** begin Provided material **

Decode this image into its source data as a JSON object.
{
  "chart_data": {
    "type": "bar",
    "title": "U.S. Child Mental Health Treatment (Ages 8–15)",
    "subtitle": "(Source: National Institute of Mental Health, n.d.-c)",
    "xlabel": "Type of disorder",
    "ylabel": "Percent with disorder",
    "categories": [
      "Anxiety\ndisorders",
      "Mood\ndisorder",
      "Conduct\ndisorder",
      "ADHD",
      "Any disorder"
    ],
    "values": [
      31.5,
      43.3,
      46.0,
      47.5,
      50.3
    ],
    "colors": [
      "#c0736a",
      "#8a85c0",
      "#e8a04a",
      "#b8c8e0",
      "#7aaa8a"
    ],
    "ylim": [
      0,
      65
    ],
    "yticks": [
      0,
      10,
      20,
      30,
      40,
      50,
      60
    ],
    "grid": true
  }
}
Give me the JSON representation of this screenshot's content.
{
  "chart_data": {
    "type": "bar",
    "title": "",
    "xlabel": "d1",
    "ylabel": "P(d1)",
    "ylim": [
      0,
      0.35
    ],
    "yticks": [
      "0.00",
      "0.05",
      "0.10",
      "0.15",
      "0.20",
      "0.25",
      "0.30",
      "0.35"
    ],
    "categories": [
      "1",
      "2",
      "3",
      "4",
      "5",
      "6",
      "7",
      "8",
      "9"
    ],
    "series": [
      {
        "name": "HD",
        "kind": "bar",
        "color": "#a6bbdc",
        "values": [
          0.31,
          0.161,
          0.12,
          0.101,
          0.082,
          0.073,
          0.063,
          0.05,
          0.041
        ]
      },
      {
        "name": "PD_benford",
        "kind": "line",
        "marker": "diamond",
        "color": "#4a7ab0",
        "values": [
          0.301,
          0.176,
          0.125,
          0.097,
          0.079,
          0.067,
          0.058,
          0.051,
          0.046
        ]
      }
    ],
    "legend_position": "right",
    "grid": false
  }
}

** end Provided material **

| What to produce |
Find every line in the records above that holds the word "Health", and copy each one.

| Task result |
    "title": "U.S. Child Mental Health Treatment (Ages 8–15)",
    "subtitle": "(Source: National Institute of Mental Health, n.d.-c)",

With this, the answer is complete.